— BEGIN —

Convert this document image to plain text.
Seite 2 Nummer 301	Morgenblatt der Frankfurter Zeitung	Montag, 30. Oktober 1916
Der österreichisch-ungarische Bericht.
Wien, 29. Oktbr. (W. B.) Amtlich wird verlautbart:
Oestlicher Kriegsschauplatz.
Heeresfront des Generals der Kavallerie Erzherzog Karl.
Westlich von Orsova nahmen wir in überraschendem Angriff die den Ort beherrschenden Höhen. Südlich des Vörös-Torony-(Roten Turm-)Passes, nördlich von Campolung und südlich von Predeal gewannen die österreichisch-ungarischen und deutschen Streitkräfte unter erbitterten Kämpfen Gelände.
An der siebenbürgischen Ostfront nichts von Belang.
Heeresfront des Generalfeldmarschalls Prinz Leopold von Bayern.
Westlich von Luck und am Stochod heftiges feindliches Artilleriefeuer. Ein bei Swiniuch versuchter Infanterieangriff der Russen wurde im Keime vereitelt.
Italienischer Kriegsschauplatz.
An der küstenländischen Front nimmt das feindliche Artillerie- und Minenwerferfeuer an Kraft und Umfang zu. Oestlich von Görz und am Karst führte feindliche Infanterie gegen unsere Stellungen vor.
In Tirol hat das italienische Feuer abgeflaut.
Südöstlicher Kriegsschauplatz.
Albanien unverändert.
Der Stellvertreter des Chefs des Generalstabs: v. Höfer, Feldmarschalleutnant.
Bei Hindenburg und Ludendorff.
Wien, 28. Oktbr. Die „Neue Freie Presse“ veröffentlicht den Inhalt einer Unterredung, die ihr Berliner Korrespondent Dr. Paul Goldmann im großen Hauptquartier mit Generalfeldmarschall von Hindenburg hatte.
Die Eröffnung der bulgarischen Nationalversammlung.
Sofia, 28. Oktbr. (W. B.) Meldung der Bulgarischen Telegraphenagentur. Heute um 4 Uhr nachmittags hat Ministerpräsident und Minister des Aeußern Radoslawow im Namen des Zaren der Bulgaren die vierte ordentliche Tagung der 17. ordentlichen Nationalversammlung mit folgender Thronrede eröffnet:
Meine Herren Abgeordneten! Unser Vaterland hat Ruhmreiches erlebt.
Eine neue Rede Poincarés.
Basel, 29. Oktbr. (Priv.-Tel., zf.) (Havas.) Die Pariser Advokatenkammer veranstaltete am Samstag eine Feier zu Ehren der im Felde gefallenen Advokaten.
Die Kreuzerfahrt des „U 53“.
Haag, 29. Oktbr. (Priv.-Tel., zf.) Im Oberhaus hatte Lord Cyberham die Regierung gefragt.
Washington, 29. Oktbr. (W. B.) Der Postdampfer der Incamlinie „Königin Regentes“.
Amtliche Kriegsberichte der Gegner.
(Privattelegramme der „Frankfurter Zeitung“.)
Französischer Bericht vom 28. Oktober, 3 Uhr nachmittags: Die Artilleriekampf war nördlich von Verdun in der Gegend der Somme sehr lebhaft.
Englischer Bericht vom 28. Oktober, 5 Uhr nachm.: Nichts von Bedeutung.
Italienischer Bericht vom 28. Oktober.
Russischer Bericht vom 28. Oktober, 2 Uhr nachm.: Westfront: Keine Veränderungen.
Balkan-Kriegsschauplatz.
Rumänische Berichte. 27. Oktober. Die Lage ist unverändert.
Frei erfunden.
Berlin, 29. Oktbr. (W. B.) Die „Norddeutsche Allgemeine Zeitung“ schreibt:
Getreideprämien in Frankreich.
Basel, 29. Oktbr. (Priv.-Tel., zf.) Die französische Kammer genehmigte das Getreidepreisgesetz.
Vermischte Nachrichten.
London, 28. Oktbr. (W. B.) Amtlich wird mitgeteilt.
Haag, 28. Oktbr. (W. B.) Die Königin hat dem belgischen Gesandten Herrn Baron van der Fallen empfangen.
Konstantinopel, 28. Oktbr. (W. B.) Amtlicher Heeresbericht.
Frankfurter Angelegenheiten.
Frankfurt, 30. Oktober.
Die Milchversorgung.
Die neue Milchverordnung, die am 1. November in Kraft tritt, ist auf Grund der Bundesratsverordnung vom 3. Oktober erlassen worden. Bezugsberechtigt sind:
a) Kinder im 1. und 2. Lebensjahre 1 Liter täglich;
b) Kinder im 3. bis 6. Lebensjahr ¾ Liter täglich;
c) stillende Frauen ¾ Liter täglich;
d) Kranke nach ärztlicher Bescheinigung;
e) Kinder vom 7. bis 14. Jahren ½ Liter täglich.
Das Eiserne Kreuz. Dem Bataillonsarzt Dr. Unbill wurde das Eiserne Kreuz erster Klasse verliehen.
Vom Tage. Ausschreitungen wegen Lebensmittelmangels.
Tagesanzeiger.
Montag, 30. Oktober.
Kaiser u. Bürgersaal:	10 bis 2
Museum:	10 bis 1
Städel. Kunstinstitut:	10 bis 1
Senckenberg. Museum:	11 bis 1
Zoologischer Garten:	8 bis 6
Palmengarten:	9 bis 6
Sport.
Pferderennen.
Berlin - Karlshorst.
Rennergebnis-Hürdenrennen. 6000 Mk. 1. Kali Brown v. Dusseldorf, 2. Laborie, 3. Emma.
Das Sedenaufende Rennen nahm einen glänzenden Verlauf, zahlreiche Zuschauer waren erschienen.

— END —

▸ GOAL
Restate the whole listing exactly, leaving out nothing.

▸ SOLUTION FOR THIS EXERCISE
Convert this document image to plain text.
Seite 2 Nummer 301	Morgenblatt der Frankfurter Zeitung	Montag, 30. Oktober 1916
Der österreichisch-ungarische Bericht.
Wien, 29. Oktbr. (W. B.) Amtlich wird verlautbart:
Oestlicher Kriegsschauplatz.
Heeresfront des Generals der Kavallerie Erzherzog Karl.
Westlich von Orsova nahmen wir in überraschendem Angriff die den Ort beherrschenden Höhen. Südlich des Vörös-Torony-(Roten Turm-)Passes, nördlich von Campolung und südlich von Predeal gewannen die österreichisch-ungarischen und deutschen Streitkräfte unter erbitterten Kämpfen Gelände.
An der siebenbürgischen Ostfront nichts von Belang.
Heeresfront des Generalfeldmarschalls Prinz Leopold von Bayern.
Westlich von Luck und am Stochod heftiges feindliches Artilleriefeuer. Ein bei Swiniuch versuchter Infanterieangriff der Russen wurde im Keime vereitelt.
Italienischer Kriegsschauplatz.
An der küstenländischen Front nimmt das feindliche Artillerie- und Minenwerferfeuer an Kraft und Umfang zu. Oestlich von Görz und am Karst führte feindliche Infanterie gegen unsere Stellungen vor.
In Tirol hat das italienische Feuer abgeflaut.
Südöstlicher Kriegsschauplatz.
Albanien unverändert.
Der Stellvertreter des Chefs des Generalstabs: v. Höfer, Feldmarschalleutnant.
Bei Hindenburg und Ludendorff.
Wien, 28. Oktbr. Die „Neue Freie Presse“ veröffentlicht den Inhalt einer Unterredung, die ihr Berliner Korrespondent Dr. Paul Goldmann im großen Hauptquartier mit Generalfeldmarschall von Hindenburg hatte.
Die Eröffnung der bulgarischen Nationalversammlung.
Sofia, 28. Oktbr. (W. B.) Meldung der Bulgarischen Telegraphenagentur. Heute um 4 Uhr nachmittags hat Ministerpräsident und Minister des Aeußern Radoslawow im Namen des Zaren der Bulgaren die vierte ordentliche Tagung der 17. ordentlichen Nationalversammlung mit folgender Thronrede eröffnet:
Meine Herren Abgeordneten! Unser Vaterland hat Ruhmreiches erlebt.
Eine neue Rede Poincarés.
Basel, 29. Oktbr. (Priv.-Tel., zf.) (Havas.) Die Pariser Advokatenkammer veranstaltete am Samstag eine Feier zu Ehren der im Felde gefallenen Advokaten.
Die Kreuzerfahrt des „U 53“.
Haag, 29. Oktbr. (Priv.-Tel., zf.) Im Oberhaus hatte Lord Cyberham die Regierung gefragt.
Washington, 29. Oktbr. (W. B.) Der Postdampfer der Incamlinie „Königin Regentes“.
Amtliche Kriegsberichte der Gegner.
(Privattelegramme der „Frankfurter Zeitung“.)
Französischer Bericht vom 28. Oktober, 3 Uhr nachmittags: Die Artilleriekampf war nördlich von Verdun in der Gegend der Somme sehr lebhaft.
Englischer Bericht vom 28. Oktober, 5 Uhr nachm.: Nichts von Bedeutung.
Italienischer Bericht vom 28. Oktober.
Russischer Bericht vom 28. Oktober, 2 Uhr nachm.: Westfront: Keine Veränderungen.
Balkan-Kriegsschauplatz.
Rumänische Berichte. 27. Oktober. Die Lage ist unverändert.
Frei erfunden.
Berlin, 29. Oktbr. (W. B.) Die „Norddeutsche Allgemeine Zeitung“ schreibt:
Getreideprämien in Frankreich.
Basel, 29. Oktbr. (Priv.-Tel., zf.) Die französische Kammer genehmigte das Getreidepreisgesetz.
Vermischte Nachrichten.
London, 28. Oktbr. (W. B.) Amtlich wird mitgeteilt.
Haag, 28. Oktbr. (W. B.) Die Königin hat dem belgischen Gesandten Herrn Baron van der Fallen empfangen.
Konstantinopel, 28. Oktbr. (W. B.) Amtlicher Heeresbericht.
Frankfurter Angelegenheiten.
Frankfurt, 30. Oktober.
Die Milchversorgung.
Die neue Milchverordnung, die am 1. November in Kraft tritt, ist auf Grund der Bundesratsverordnung vom 3. Oktober erlassen worden. Bezugsberechtigt sind:
a) Kinder im 1. und 2. Lebensjahre 1 Liter täglich;
b) Kinder im 3. bis 6. Lebensjahr ¾ Liter täglich;
c) stillende Frauen ¾ Liter täglich;
d) Kranke nach ärztlicher Bescheinigung;
e) Kinder vom 7. bis 14. Jahren ½ Liter täglich.
Das Eiserne Kreuz. Dem Bataillonsarzt Dr. Unbill wurde das Eiserne Kreuz erster Klasse verliehen.
Vom Tage. Ausschreitungen wegen Lebensmittelmangels.
Tagesanzeiger.
Montag, 30. Oktober.
Kaiser u. Bürgersaal:	10 bis 2
Museum:	10 bis 1
Städel. Kunstinstitut:	10 bis 1
Senckenberg. Museum:	11 bis 1
Zoologischer Garten:	8 bis 6
Palmengarten:	9 bis 6
Sport.
Pferderennen.
Berlin - Karlshorst.
Rennergebnis-Hürdenrennen. 6000 Mk. 1. Kali Brown v. Dusseldorf, 2. Laborie, 3. Emma.
Das Sedenaufende Rennen nahm einen glänzenden Verlauf, zahlreiche Zuschauer waren erschienen.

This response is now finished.